**Input material:**
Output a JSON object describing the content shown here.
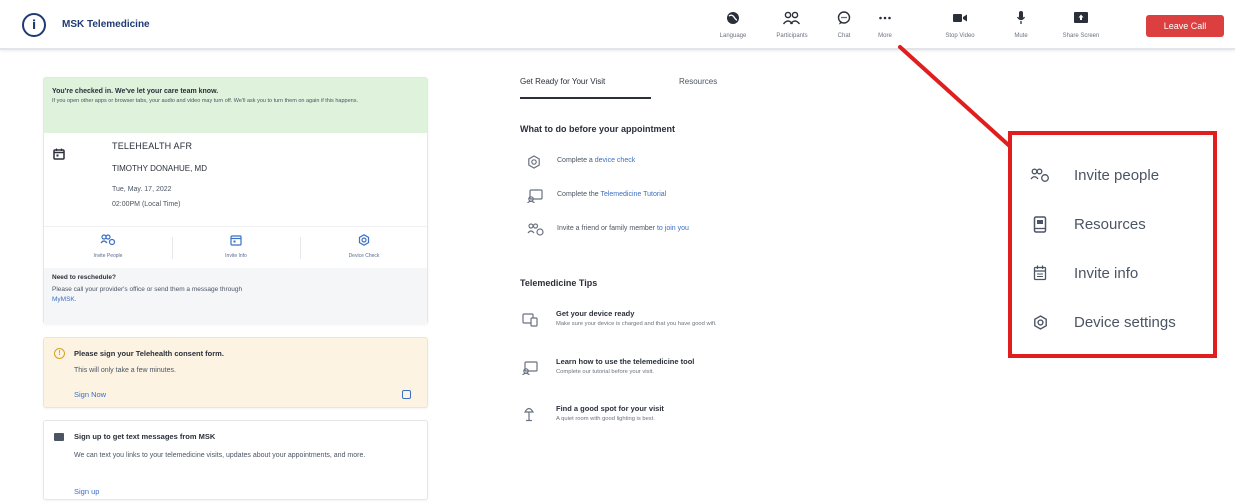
{
  "header": {
    "app_title": "MSK Telemedicine",
    "logo_icon": "msk-logo-icon",
    "toolbar": [
      {
        "key": "language",
        "label": "Language",
        "icon": "globe-icon"
      },
      {
        "key": "participants",
        "label": "Participants",
        "icon": "people-icon"
      },
      {
        "key": "chat",
        "label": "Chat",
        "icon": "chat-bubble-icon"
      },
      {
        "key": "more",
        "label": "More",
        "icon": "more-dots-icon"
      },
      {
        "key": "stop_video",
        "label": "Stop Video",
        "icon": "video-camera-icon"
      },
      {
        "key": "mute",
        "label": "Mute",
        "icon": "microphone-icon"
      },
      {
        "key": "share_screen",
        "label": "Share Screen",
        "icon": "share-screen-icon"
      }
    ],
    "leave_call_label": "Leave Call"
  },
  "checkin_card": {
    "banner_title": "You're checked in. We've let your care team know.",
    "banner_text": "If you open other apps or browser tabs, your audio and video may turn off. We'll ask you to turn them on again if this happens.",
    "appointment_name": "TELEHEALTH AFR",
    "doctor": "TIMOTHY DONAHUE, MD",
    "date": "Tue, May. 17, 2022",
    "time": "02:00PM (Local Time)",
    "actions": [
      {
        "label": "Invite People",
        "icon": "invite-people-icon"
      },
      {
        "label": "Invite Info",
        "icon": "invite-info-icon"
      },
      {
        "label": "Device Check",
        "icon": "device-check-icon"
      }
    ],
    "reschedule_title": "Need to reschedule?",
    "reschedule_text": "Please call your provider's office or send them a message through",
    "reschedule_link": "MyMSK."
  },
  "consent_card": {
    "title": "Please sign your Telehealth consent form.",
    "text": "This will only take a few minutes.",
    "link": "Sign Now"
  },
  "sms_card": {
    "title": "Sign up to get text messages from MSK",
    "text": "We can text you links to your telemedicine visits, updates about your appointments, and more.",
    "link": "Sign up"
  },
  "main": {
    "tabs": [
      {
        "label": "Get Ready for Your Visit",
        "active": true
      },
      {
        "label": "Resources",
        "active": false
      }
    ],
    "todo_title": "What to do before your appointment",
    "todos": [
      {
        "prefix": "Complete a ",
        "link": "device check",
        "icon": "gear-icon"
      },
      {
        "prefix": "Complete the ",
        "link": "Telemedicine Tutorial",
        "icon": "tutorial-icon"
      },
      {
        "prefix": "Invite a friend or family member ",
        "link": "to join you",
        "icon": "invite-people-icon"
      }
    ],
    "tips_title": "Telemedicine Tips",
    "tips": [
      {
        "title": "Get your device ready",
        "text": "Make sure your device is charged and that you have good wifi.",
        "icon": "devices-icon"
      },
      {
        "title": "Learn how to use the telemedicine tool",
        "text": "Complete our tutorial before your visit.",
        "icon": "tutorial-icon"
      },
      {
        "title": "Find a good spot for your visit",
        "text": "A quiet room with good lighting is best.",
        "icon": "lamp-icon"
      }
    ]
  },
  "more_menu": {
    "items": [
      {
        "label": "Invite people",
        "icon": "invite-people-icon"
      },
      {
        "label": "Resources",
        "icon": "book-icon"
      },
      {
        "label": "Invite info",
        "icon": "calendar-icon"
      },
      {
        "label": "Device settings",
        "icon": "gear-icon"
      }
    ]
  },
  "colors": {
    "brand": "#1f3a73",
    "leave_call": "#dc3f3f",
    "link": "#3b6fc4",
    "callout": "#e01e1e",
    "checkin_banner": "#dff2dc",
    "consent_bg": "#fcf3e3"
  }
}
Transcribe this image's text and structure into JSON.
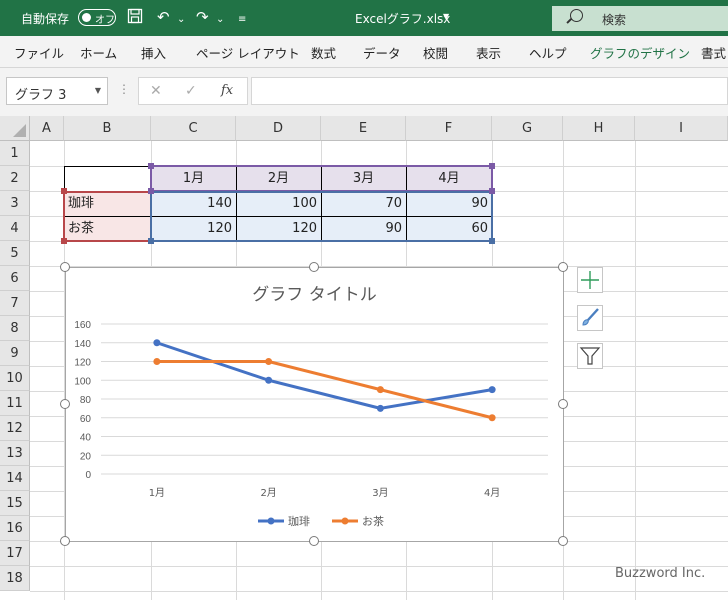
{
  "titlebar": {
    "autosave_label": "自動保存",
    "autosave_state": "オフ",
    "filename": "Excelグラフ.xlsx",
    "search_placeholder": "検索"
  },
  "ribbon_tabs": [
    "ファイル",
    "ホーム",
    "挿入",
    "ページ レイアウト",
    "数式",
    "データ",
    "校閲",
    "表示",
    "ヘルプ",
    "グラフのデザイン",
    "書式"
  ],
  "formula_bar": {
    "name_box": "グラフ 3",
    "formula": ""
  },
  "columns": [
    "A",
    "B",
    "C",
    "D",
    "E",
    "F",
    "G",
    "H",
    "I"
  ],
  "rows": [
    "1",
    "2",
    "3",
    "4",
    "5",
    "6",
    "7",
    "8",
    "9",
    "10",
    "11",
    "12",
    "13",
    "14",
    "15",
    "16",
    "17",
    "18"
  ],
  "table": {
    "headers": [
      "1月",
      "2月",
      "3月",
      "4月"
    ],
    "rows": [
      {
        "label": "珈琲",
        "values": [
          "140",
          "100",
          "70",
          "90"
        ]
      },
      {
        "label": "お茶",
        "values": [
          "120",
          "120",
          "90",
          "60"
        ]
      }
    ]
  },
  "chart_data": {
    "type": "line",
    "title": "グラフ タイトル",
    "categories": [
      "1月",
      "2月",
      "3月",
      "4月"
    ],
    "series": [
      {
        "name": "珈琲",
        "values": [
          140,
          100,
          70,
          90
        ],
        "color": "#4472c4"
      },
      {
        "name": "お茶",
        "values": [
          120,
          120,
          90,
          60
        ],
        "color": "#ed7d31"
      }
    ],
    "yticks": [
      "160",
      "140",
      "120",
      "100",
      "80",
      "60",
      "40",
      "20",
      "0"
    ],
    "ylim": [
      0,
      160
    ],
    "grid": true,
    "legend_position": "bottom"
  },
  "watermark": "Buzzword Inc.",
  "colors": {
    "excel_green": "#217346"
  }
}
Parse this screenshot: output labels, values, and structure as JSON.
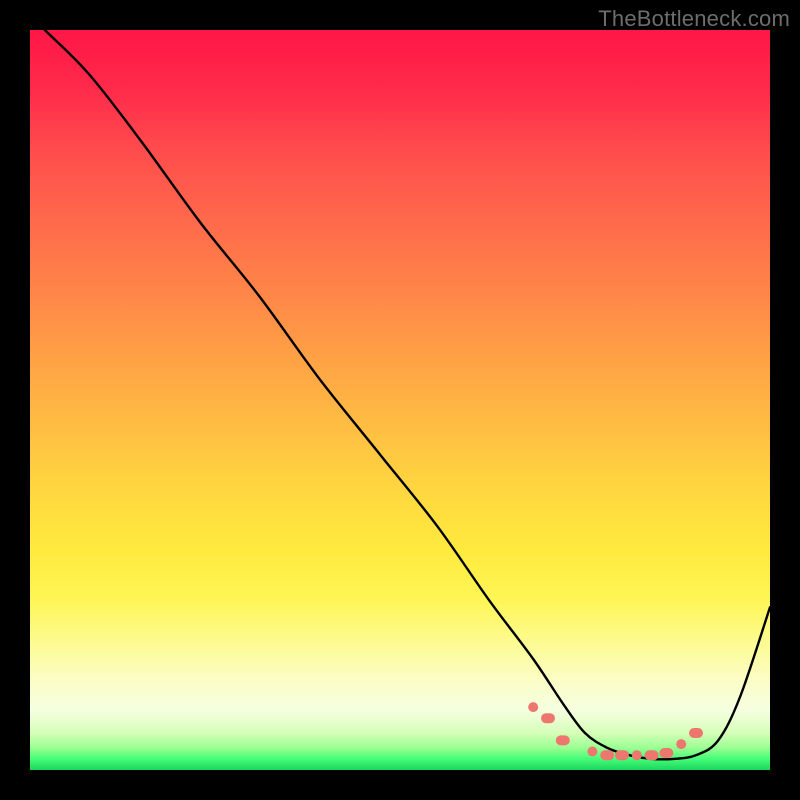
{
  "watermark": "TheBottleneck.com",
  "colors": {
    "frame": "#000000",
    "gradient_top": "#ff1746",
    "gradient_mid": "#ffd93f",
    "gradient_bottom": "#1bd65f",
    "curve": "#000000",
    "marker": "#ed766e",
    "watermark_text": "#6d6d6d"
  },
  "chart_data": {
    "type": "line",
    "title": "",
    "xlabel": "",
    "ylabel": "",
    "xlim": [
      0,
      100
    ],
    "ylim": [
      0,
      100
    ],
    "grid": false,
    "legend": false,
    "series": [
      {
        "name": "bottleneck-curve",
        "x": [
          2,
          8,
          15,
          23,
          31,
          39,
          47,
          55,
          62,
          68,
          72,
          75,
          78,
          81,
          84,
          87,
          90,
          93,
          96,
          100
        ],
        "values": [
          100,
          94,
          85,
          74,
          64,
          53,
          43,
          33,
          23,
          15,
          9,
          5,
          3,
          2,
          1.5,
          1.5,
          2,
          4,
          10,
          22
        ]
      }
    ],
    "markers": {
      "name": "highlight-dots",
      "x": [
        68,
        70,
        72,
        76,
        78,
        80,
        82,
        84,
        86,
        88,
        90
      ],
      "values": [
        8.5,
        7,
        4,
        2.5,
        2,
        2,
        2,
        2,
        2.3,
        3.5,
        5
      ]
    }
  }
}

**The problem:** Print all the records again exactly; do not include any picture.

**Full response:**
Output a JSON object describing the content shown here.
{
  "header": {
    "app_title": "MSK Telemedicine",
    "logo_icon": "msk-logo-icon",
    "toolbar": [
      {
        "key": "language",
        "label": "Language",
        "icon": "globe-icon"
      },
      {
        "key": "participants",
        "label": "Participants",
        "icon": "people-icon"
      },
      {
        "key": "chat",
        "label": "Chat",
        "icon": "chat-bubble-icon"
      },
      {
        "key": "more",
        "label": "More",
        "icon": "more-dots-icon"
      },
      {
        "key": "stop_video",
        "label": "Stop Video",
        "icon": "video-camera-icon"
      },
      {
        "key": "mute",
        "label": "Mute",
        "icon": "microphone-icon"
      },
      {
        "key": "share_screen",
        "label": "Share Screen",
        "icon": "share-screen-icon"
      }
    ],
    "leave_call_label": "Leave Call"
  },
  "checkin_card": {
    "banner_title": "You're checked in. We've let your care team know.",
    "banner_text": "If you open other apps or browser tabs, your audio and video may turn off. We'll ask you to turn them on again if this happens.",
    "appointment_name": "TELEHEALTH AFR",
    "doctor": "TIMOTHY DONAHUE, MD",
    "date": "Tue, May. 17, 2022",
    "time": "02:00PM (Local Time)",
    "actions": [
      {
        "label": "Invite People",
        "icon": "invite-people-icon"
      },
      {
        "label": "Invite Info",
        "icon": "invite-info-icon"
      },
      {
        "label": "Device Check",
        "icon": "device-check-icon"
      }
    ],
    "reschedule_title": "Need to reschedule?",
    "reschedule_text": "Please call your provider's office or send them a message through",
    "reschedule_link": "MyMSK."
  },
  "consent_card": {
    "title": "Please sign your Telehealth consent form.",
    "text": "This will only take a few minutes.",
    "link": "Sign Now"
  },
  "sms_card": {
    "title": "Sign up to get text messages from MSK",
    "text": "We can text you links to your telemedicine visits, updates about your appointments, and more.",
    "link": "Sign up"
  },
  "main": {
    "tabs": [
      {
        "label": "Get Ready for Your Visit",
        "active": true
      },
      {
        "label": "Resources",
        "active": false
      }
    ],
    "todo_title": "What to do before your appointment",
    "todos": [
      {
        "prefix": "Complete a ",
        "link": "device check",
        "icon": "gear-icon"
      },
      {
        "prefix": "Complete the ",
        "link": "Telemedicine Tutorial",
        "icon": "tutorial-icon"
      },
      {
        "prefix": "Invite a friend or family member ",
        "link": "to join you",
        "icon": "invite-people-icon"
      }
    ],
    "tips_title": "Telemedicine Tips",
    "tips": [
      {
        "title": "Get your device ready",
        "text": "Make sure your device is charged and that you have good wifi.",
        "icon": "devices-icon"
      },
      {
        "title": "Learn how to use the telemedicine tool",
        "text": "Complete our tutorial before your visit.",
        "icon": "tutorial-icon"
      },
      {
        "title": "Find a good spot for your visit",
        "text": "A quiet room with good lighting is best.",
        "icon": "lamp-icon"
      }
    ]
  },
  "more_menu": {
    "items": [
      {
        "label": "Invite people",
        "icon": "invite-people-icon"
      },
      {
        "label": "Resources",
        "icon": "book-icon"
      },
      {
        "label": "Invite info",
        "icon": "calendar-icon"
      },
      {
        "label": "Device settings",
        "icon": "gear-icon"
      }
    ]
  },
  "colors": {
    "brand": "#1f3a73",
    "leave_call": "#dc3f3f",
    "link": "#3b6fc4",
    "callout": "#e01e1e",
    "checkin_banner": "#dff2dc",
    "consent_bg": "#fcf3e3"
  }
}
Transcribe this image's text and structure into JSON.
{
  "titlebar": {
    "autosave_label": "自動保存",
    "autosave_state": "オフ",
    "filename": "Excelグラフ.xlsx",
    "search_placeholder": "検索"
  },
  "ribbon_tabs": [
    "ファイル",
    "ホーム",
    "挿入",
    "ページ レイアウト",
    "数式",
    "データ",
    "校閲",
    "表示",
    "ヘルプ",
    "グラフのデザイン",
    "書式"
  ],
  "formula_bar": {
    "name_box": "グラフ 3",
    "formula": ""
  },
  "columns": [
    "A",
    "B",
    "C",
    "D",
    "E",
    "F",
    "G",
    "H",
    "I"
  ],
  "rows": [
    "1",
    "2",
    "3",
    "4",
    "5",
    "6",
    "7",
    "8",
    "9",
    "10",
    "11",
    "12",
    "13",
    "14",
    "15",
    "16",
    "17",
    "18"
  ],
  "table": {
    "headers": [
      "1月",
      "2月",
      "3月",
      "4月"
    ],
    "rows": [
      {
        "label": "珈琲",
        "values": [
          "140",
          "100",
          "70",
          "90"
        ]
      },
      {
        "label": "お茶",
        "values": [
          "120",
          "120",
          "90",
          "60"
        ]
      }
    ]
  },
  "chart_data": {
    "type": "line",
    "title": "グラフ タイトル",
    "categories": [
      "1月",
      "2月",
      "3月",
      "4月"
    ],
    "series": [
      {
        "name": "珈琲",
        "values": [
          140,
          100,
          70,
          90
        ],
        "color": "#4472c4"
      },
      {
        "name": "お茶",
        "values": [
          120,
          120,
          90,
          60
        ],
        "color": "#ed7d31"
      }
    ],
    "yticks": [
      "160",
      "140",
      "120",
      "100",
      "80",
      "60",
      "40",
      "20",
      "0"
    ],
    "ylim": [
      0,
      160
    ],
    "grid": true,
    "legend_position": "bottom"
  },
  "watermark": "Buzzword Inc.",
  "colors": {
    "excel_green": "#217346"
  }
}
Parse this screenshot: output labels, values, and structure as JSON.
{
  "watermark": "TheBottleneck.com",
  "colors": {
    "frame": "#000000",
    "gradient_top": "#ff1746",
    "gradient_mid": "#ffd93f",
    "gradient_bottom": "#1bd65f",
    "curve": "#000000",
    "marker": "#ed766e",
    "watermark_text": "#6d6d6d"
  },
  "chart_data": {
    "type": "line",
    "title": "",
    "xlabel": "",
    "ylabel": "",
    "xlim": [
      0,
      100
    ],
    "ylim": [
      0,
      100
    ],
    "grid": false,
    "legend": false,
    "series": [
      {
        "name": "bottleneck-curve",
        "x": [
          2,
          8,
          15,
          23,
          31,
          39,
          47,
          55,
          62,
          68,
          72,
          75,
          78,
          81,
          84,
          87,
          90,
          93,
          96,
          100
        ],
        "values": [
          100,
          94,
          85,
          74,
          64,
          53,
          43,
          33,
          23,
          15,
          9,
          5,
          3,
          2,
          1.5,
          1.5,
          2,
          4,
          10,
          22
        ]
      }
    ],
    "markers": {
      "name": "highlight-dots",
      "x": [
        68,
        70,
        72,
        76,
        78,
        80,
        82,
        84,
        86,
        88,
        90
      ],
      "values": [
        8.5,
        7,
        4,
        2.5,
        2,
        2,
        2,
        2,
        2.3,
        3.5,
        5
      ]
    }
  }
}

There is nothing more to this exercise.